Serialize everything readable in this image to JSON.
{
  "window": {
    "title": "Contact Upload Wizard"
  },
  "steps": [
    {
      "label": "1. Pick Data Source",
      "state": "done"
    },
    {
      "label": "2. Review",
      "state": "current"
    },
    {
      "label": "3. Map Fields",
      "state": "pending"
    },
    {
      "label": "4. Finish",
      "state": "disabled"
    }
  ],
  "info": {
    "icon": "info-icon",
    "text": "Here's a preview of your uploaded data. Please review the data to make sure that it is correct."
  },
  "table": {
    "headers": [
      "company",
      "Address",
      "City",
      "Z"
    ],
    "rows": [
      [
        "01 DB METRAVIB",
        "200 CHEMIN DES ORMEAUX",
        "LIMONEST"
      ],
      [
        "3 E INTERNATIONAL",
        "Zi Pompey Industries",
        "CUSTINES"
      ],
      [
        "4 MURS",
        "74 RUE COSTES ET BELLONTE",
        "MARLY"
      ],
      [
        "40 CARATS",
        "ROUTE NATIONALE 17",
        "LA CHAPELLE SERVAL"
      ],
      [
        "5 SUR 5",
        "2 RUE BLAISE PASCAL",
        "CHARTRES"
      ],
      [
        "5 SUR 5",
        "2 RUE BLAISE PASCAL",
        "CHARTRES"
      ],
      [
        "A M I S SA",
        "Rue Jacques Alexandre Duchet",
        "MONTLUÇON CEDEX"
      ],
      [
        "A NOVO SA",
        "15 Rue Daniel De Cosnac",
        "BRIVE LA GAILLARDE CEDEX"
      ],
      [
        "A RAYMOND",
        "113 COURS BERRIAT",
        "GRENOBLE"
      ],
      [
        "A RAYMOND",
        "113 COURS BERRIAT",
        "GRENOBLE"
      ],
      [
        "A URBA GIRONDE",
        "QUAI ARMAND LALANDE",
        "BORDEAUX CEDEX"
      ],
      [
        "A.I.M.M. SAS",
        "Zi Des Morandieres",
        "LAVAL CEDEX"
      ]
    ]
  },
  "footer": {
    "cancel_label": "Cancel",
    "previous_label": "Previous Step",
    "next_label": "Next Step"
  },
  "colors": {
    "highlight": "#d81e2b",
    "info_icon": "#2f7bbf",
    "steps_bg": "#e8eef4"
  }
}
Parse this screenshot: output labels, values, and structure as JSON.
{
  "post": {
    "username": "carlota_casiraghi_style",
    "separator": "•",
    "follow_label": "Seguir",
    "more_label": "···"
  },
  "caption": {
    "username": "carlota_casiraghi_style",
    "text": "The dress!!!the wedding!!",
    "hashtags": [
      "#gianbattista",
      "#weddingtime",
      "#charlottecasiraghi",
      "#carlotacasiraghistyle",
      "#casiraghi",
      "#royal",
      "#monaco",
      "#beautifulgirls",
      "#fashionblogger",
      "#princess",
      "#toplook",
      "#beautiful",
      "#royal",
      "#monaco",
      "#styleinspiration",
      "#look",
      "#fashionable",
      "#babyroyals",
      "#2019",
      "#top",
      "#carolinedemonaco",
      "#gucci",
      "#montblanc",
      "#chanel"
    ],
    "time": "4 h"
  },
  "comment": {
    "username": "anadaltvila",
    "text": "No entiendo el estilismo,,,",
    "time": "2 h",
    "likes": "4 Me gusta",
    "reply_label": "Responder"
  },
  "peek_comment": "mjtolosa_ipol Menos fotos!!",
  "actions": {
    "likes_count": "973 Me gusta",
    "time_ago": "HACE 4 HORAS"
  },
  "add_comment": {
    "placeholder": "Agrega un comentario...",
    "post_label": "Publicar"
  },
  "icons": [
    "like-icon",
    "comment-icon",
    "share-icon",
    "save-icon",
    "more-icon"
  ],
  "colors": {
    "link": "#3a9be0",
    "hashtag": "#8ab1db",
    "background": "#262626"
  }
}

WHAT IS BEING ASKED:
Your task is to output all of the data above word for word.

WORKED ANSWER:
Serialize everything readable in this image to JSON.
{
  "window": {
    "title": "Contact Upload Wizard"
  },
  "steps": [
    {
      "label": "1. Pick Data Source",
      "state": "done"
    },
    {
      "label": "2. Review",
      "state": "current"
    },
    {
      "label": "3. Map Fields",
      "state": "pending"
    },
    {
      "label": "4. Finish",
      "state": "disabled"
    }
  ],
  "info": {
    "icon": "info-icon",
    "text": "Here's a preview of your uploaded data. Please review the data to make sure that it is correct."
  },
  "table": {
    "headers": [
      "company",
      "Address",
      "City",
      "Z"
    ],
    "rows": [
      [
        "01 DB METRAVIB",
        "200 CHEMIN DES ORMEAUX",
        "LIMONEST"
      ],
      [
        "3 E INTERNATIONAL",
        "Zi Pompey Industries",
        "CUSTINES"
      ],
      [
        "4 MURS",
        "74 RUE COSTES ET BELLONTE",
        "MARLY"
      ],
      [
        "40 CARATS",
        "ROUTE NATIONALE 17",
        "LA CHAPELLE SERVAL"
      ],
      [
        "5 SUR 5",
        "2 RUE BLAISE PASCAL",
        "CHARTRES"
      ],
      [
        "5 SUR 5",
        "2 RUE BLAISE PASCAL",
        "CHARTRES"
      ],
      [
        "A M I S SA",
        "Rue Jacques Alexandre Duchet",
        "MONTLUÇON CEDEX"
      ],
      [
        "A NOVO SA",
        "15 Rue Daniel De Cosnac",
        "BRIVE LA GAILLARDE CEDEX"
      ],
      [
        "A RAYMOND",
        "113 COURS BERRIAT",
        "GRENOBLE"
      ],
      [
        "A RAYMOND",
        "113 COURS BERRIAT",
        "GRENOBLE"
      ],
      [
        "A URBA GIRONDE",
        "QUAI ARMAND LALANDE",
        "BORDEAUX CEDEX"
      ],
      [
        "A.I.M.M. SAS",
        "Zi Des Morandieres",
        "LAVAL CEDEX"
      ]
    ]
  },
  "footer": {
    "cancel_label": "Cancel",
    "previous_label": "Previous Step",
    "next_label": "Next Step"
  },
  "colors": {
    "highlight": "#d81e2b",
    "info_icon": "#2f7bbf",
    "steps_bg": "#e8eef4"
  }
}
Parse this screenshot: output labels, values, and structure as JSON.
{
  "post": {
    "username": "carlota_casiraghi_style",
    "separator": "•",
    "follow_label": "Seguir",
    "more_label": "···"
  },
  "caption": {
    "username": "carlota_casiraghi_style",
    "text": "The dress!!!the wedding!!",
    "hashtags": [
      "#gianbattista",
      "#weddingtime",
      "#charlottecasiraghi",
      "#carlotacasiraghistyle",
      "#casiraghi",
      "#royal",
      "#monaco",
      "#beautifulgirls",
      "#fashionblogger",
      "#princess",
      "#toplook",
      "#beautiful",
      "#royal",
      "#monaco",
      "#styleinspiration",
      "#look",
      "#fashionable",
      "#babyroyals",
      "#2019",
      "#top",
      "#carolinedemonaco",
      "#gucci",
      "#montblanc",
      "#chanel"
    ],
    "time": "4 h"
  },
  "comment": {
    "username": "anadaltvila",
    "text": "No entiendo el estilismo,,,",
    "time": "2 h",
    "likes": "4 Me gusta",
    "reply_label": "Responder"
  },
  "peek_comment": "mjtolosa_ipol Menos fotos!!",
  "actions": {
    "likes_count": "973 Me gusta",
    "time_ago": "HACE 4 HORAS"
  },
  "add_comment": {
    "placeholder": "Agrega un comentario...",
    "post_label": "Publicar"
  },
  "icons": [
    "like-icon",
    "comment-icon",
    "share-icon",
    "save-icon",
    "more-icon"
  ],
  "colors": {
    "link": "#3a9be0",
    "hashtag": "#8ab1db",
    "background": "#262626"
  }
}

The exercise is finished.